[Excerpts from a figure dataset]
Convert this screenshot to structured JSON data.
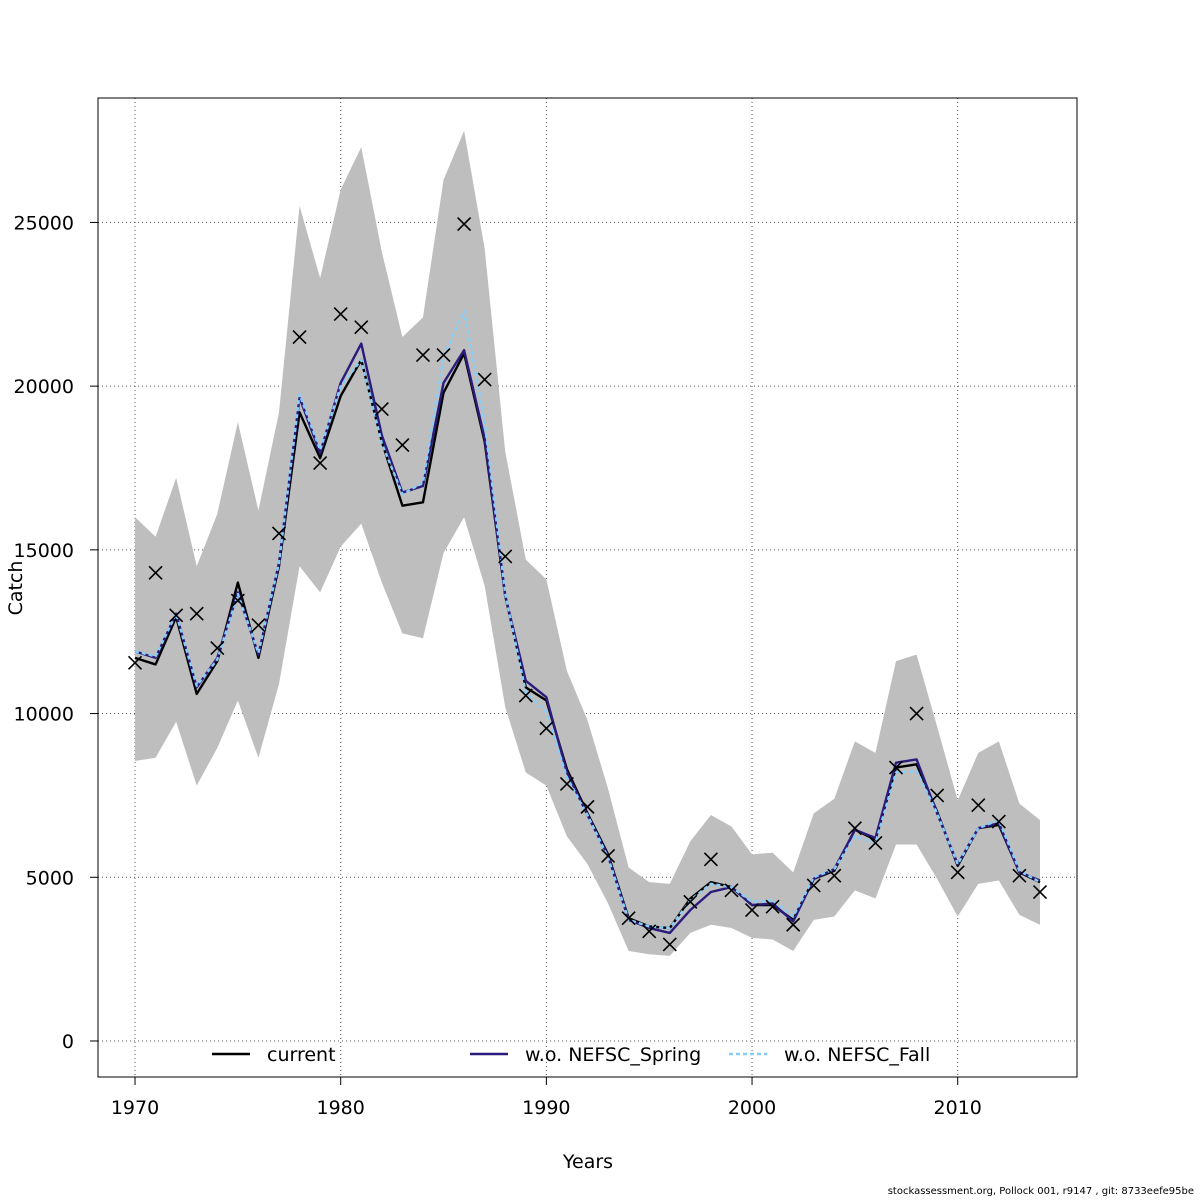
{
  "chart_data": {
    "type": "line",
    "xlabel": "Years",
    "ylabel": "Catch",
    "xlim": [
      1968.2,
      2015.8
    ],
    "ylim": [
      -1100,
      28800
    ],
    "x_ticks": [
      "1970",
      "1980",
      "1990",
      "2000",
      "2010"
    ],
    "y_ticks": [
      "0",
      "5000",
      "10000",
      "15000",
      "20000",
      "25000"
    ],
    "grid": true,
    "legend_position": "bottom",
    "x": [
      1970,
      1971,
      1972,
      1973,
      1974,
      1975,
      1976,
      1977,
      1978,
      1979,
      1980,
      1981,
      1982,
      1983,
      1984,
      1985,
      1986,
      1987,
      1988,
      1989,
      1990,
      1991,
      1992,
      1993,
      1994,
      1995,
      1996,
      1997,
      1998,
      1999,
      2000,
      2001,
      2002,
      2003,
      2004,
      2005,
      2006,
      2007,
      2008,
      2009,
      2010,
      2011,
      2012,
      2013,
      2014
    ],
    "band": {
      "upper": [
        16000,
        15400,
        17200,
        14500,
        16100,
        18900,
        16200,
        19200,
        25500,
        23300,
        26000,
        27300,
        24100,
        21500,
        22100,
        26300,
        27800,
        24200,
        18000,
        14700,
        14100,
        11300,
        9800,
        7700,
        5300,
        4850,
        4800,
        6100,
        6900,
        6550,
        5700,
        5750,
        5150,
        6950,
        7400,
        9150,
        8800,
        11600,
        11800,
        9600,
        7350,
        8800,
        9150,
        7250,
        6750
      ],
      "lower": [
        8550,
        8650,
        9750,
        7800,
        8950,
        10400,
        8650,
        10900,
        14500,
        13700,
        15100,
        15800,
        14000,
        12450,
        12300,
        14900,
        16000,
        13900,
        10200,
        8200,
        7800,
        6250,
        5400,
        4200,
        2750,
        2650,
        2600,
        3300,
        3550,
        3450,
        3150,
        3100,
        2750,
        3700,
        3800,
        4600,
        4350,
        6000,
        6000,
        4950,
        3800,
        4800,
        4900,
        3850,
        3550
      ],
      "color": "#bebebe"
    },
    "series": [
      {
        "name": "current",
        "color": "#000000",
        "dash": "",
        "values": [
          11700,
          11500,
          12950,
          10600,
          11600,
          14000,
          11700,
          14500,
          19200,
          17800,
          19700,
          20800,
          18300,
          16350,
          16450,
          19800,
          21000,
          18300,
          13600,
          10800,
          10400,
          8300,
          6950,
          5700,
          3750,
          3500,
          3450,
          4350,
          4850,
          4700,
          4150,
          4150,
          3700,
          4950,
          5200,
          6450,
          6150,
          8350,
          8450,
          7000,
          5350,
          6500,
          6600,
          5150,
          4850
        ]
      },
      {
        "name": "w.o. NEFSC_Spring",
        "color": "#2b1b7d",
        "dash": "",
        "values": [
          11900,
          11700,
          13050,
          10800,
          11700,
          13700,
          11800,
          14600,
          19650,
          17950,
          20100,
          21300,
          18500,
          16750,
          16950,
          20100,
          21100,
          18400,
          13600,
          11000,
          10500,
          8200,
          6900,
          5650,
          3700,
          3450,
          3300,
          4000,
          4550,
          4700,
          4150,
          4200,
          3650,
          4950,
          5250,
          6450,
          6200,
          8500,
          8600,
          6950,
          5400,
          6500,
          6650,
          5150,
          4900
        ]
      },
      {
        "name": "w.o. NEFSC_Fall",
        "color": "#87cefa",
        "dash": "4,3",
        "values": [
          11900,
          11750,
          13050,
          10850,
          11650,
          13650,
          11850,
          14600,
          19750,
          18050,
          20000,
          20800,
          18250,
          16700,
          17050,
          20900,
          22300,
          18900,
          13650,
          10650,
          10050,
          8050,
          6900,
          5600,
          3700,
          3500,
          3450,
          4300,
          4800,
          4700,
          4250,
          4300,
          3800,
          5000,
          5250,
          6250,
          6050,
          8200,
          8250,
          6950,
          5400,
          6500,
          6750,
          5200,
          4850
        ]
      }
    ],
    "observed": {
      "marker": "x",
      "values": [
        11550,
        14300,
        13000,
        13050,
        12000,
        13450,
        12700,
        15500,
        21500,
        17650,
        22200,
        21800,
        19300,
        18200,
        20950,
        20950,
        24950,
        20200,
        14800,
        10550,
        9550,
        7850,
        7150,
        5650,
        3750,
        3350,
        2950,
        4250,
        5550,
        4600,
        4000,
        4100,
        3550,
        4750,
        5050,
        6500,
        6050,
        8350,
        10000,
        7500,
        5150,
        7200,
        6700,
        5050,
        4550
      ]
    }
  },
  "footer": "stockassessment.org, Pollock  001, r9147 , git: 8733eefe95be"
}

= Job =
Skip the images and write out the rest of the listing exactly.

= Output of the exercise =
Convert this screenshot to structured JSON data.
{
  "chart_data": {
    "type": "line",
    "xlabel": "Years",
    "ylabel": "Catch",
    "xlim": [
      1968.2,
      2015.8
    ],
    "ylim": [
      -1100,
      28800
    ],
    "x_ticks": [
      "1970",
      "1980",
      "1990",
      "2000",
      "2010"
    ],
    "y_ticks": [
      "0",
      "5000",
      "10000",
      "15000",
      "20000",
      "25000"
    ],
    "grid": true,
    "legend_position": "bottom",
    "x": [
      1970,
      1971,
      1972,
      1973,
      1974,
      1975,
      1976,
      1977,
      1978,
      1979,
      1980,
      1981,
      1982,
      1983,
      1984,
      1985,
      1986,
      1987,
      1988,
      1989,
      1990,
      1991,
      1992,
      1993,
      1994,
      1995,
      1996,
      1997,
      1998,
      1999,
      2000,
      2001,
      2002,
      2003,
      2004,
      2005,
      2006,
      2007,
      2008,
      2009,
      2010,
      2011,
      2012,
      2013,
      2014
    ],
    "band": {
      "upper": [
        16000,
        15400,
        17200,
        14500,
        16100,
        18900,
        16200,
        19200,
        25500,
        23300,
        26000,
        27300,
        24100,
        21500,
        22100,
        26300,
        27800,
        24200,
        18000,
        14700,
        14100,
        11300,
        9800,
        7700,
        5300,
        4850,
        4800,
        6100,
        6900,
        6550,
        5700,
        5750,
        5150,
        6950,
        7400,
        9150,
        8800,
        11600,
        11800,
        9600,
        7350,
        8800,
        9150,
        7250,
        6750
      ],
      "lower": [
        8550,
        8650,
        9750,
        7800,
        8950,
        10400,
        8650,
        10900,
        14500,
        13700,
        15100,
        15800,
        14000,
        12450,
        12300,
        14900,
        16000,
        13900,
        10200,
        8200,
        7800,
        6250,
        5400,
        4200,
        2750,
        2650,
        2600,
        3300,
        3550,
        3450,
        3150,
        3100,
        2750,
        3700,
        3800,
        4600,
        4350,
        6000,
        6000,
        4950,
        3800,
        4800,
        4900,
        3850,
        3550
      ],
      "color": "#bebebe"
    },
    "series": [
      {
        "name": "current",
        "color": "#000000",
        "dash": "",
        "values": [
          11700,
          11500,
          12950,
          10600,
          11600,
          14000,
          11700,
          14500,
          19200,
          17800,
          19700,
          20800,
          18300,
          16350,
          16450,
          19800,
          21000,
          18300,
          13600,
          10800,
          10400,
          8300,
          6950,
          5700,
          3750,
          3500,
          3450,
          4350,
          4850,
          4700,
          4150,
          4150,
          3700,
          4950,
          5200,
          6450,
          6150,
          8350,
          8450,
          7000,
          5350,
          6500,
          6600,
          5150,
          4850
        ]
      },
      {
        "name": "w.o. NEFSC_Spring",
        "color": "#2b1b7d",
        "dash": "",
        "values": [
          11900,
          11700,
          13050,
          10800,
          11700,
          13700,
          11800,
          14600,
          19650,
          17950,
          20100,
          21300,
          18500,
          16750,
          16950,
          20100,
          21100,
          18400,
          13600,
          11000,
          10500,
          8200,
          6900,
          5650,
          3700,
          3450,
          3300,
          4000,
          4550,
          4700,
          4150,
          4200,
          3650,
          4950,
          5250,
          6450,
          6200,
          8500,
          8600,
          6950,
          5400,
          6500,
          6650,
          5150,
          4900
        ]
      },
      {
        "name": "w.o. NEFSC_Fall",
        "color": "#87cefa",
        "dash": "4,3",
        "values": [
          11900,
          11750,
          13050,
          10850,
          11650,
          13650,
          11850,
          14600,
          19750,
          18050,
          20000,
          20800,
          18250,
          16700,
          17050,
          20900,
          22300,
          18900,
          13650,
          10650,
          10050,
          8050,
          6900,
          5600,
          3700,
          3500,
          3450,
          4300,
          4800,
          4700,
          4250,
          4300,
          3800,
          5000,
          5250,
          6250,
          6050,
          8200,
          8250,
          6950,
          5400,
          6500,
          6750,
          5200,
          4850
        ]
      }
    ],
    "observed": {
      "marker": "x",
      "values": [
        11550,
        14300,
        13000,
        13050,
        12000,
        13450,
        12700,
        15500,
        21500,
        17650,
        22200,
        21800,
        19300,
        18200,
        20950,
        20950,
        24950,
        20200,
        14800,
        10550,
        9550,
        7850,
        7150,
        5650,
        3750,
        3350,
        2950,
        4250,
        5550,
        4600,
        4000,
        4100,
        3550,
        4750,
        5050,
        6500,
        6050,
        8350,
        10000,
        7500,
        5150,
        7200,
        6700,
        5050,
        4550
      ]
    }
  },
  "footer": "stockassessment.org, Pollock  001, r9147 , git: 8733eefe95be"
}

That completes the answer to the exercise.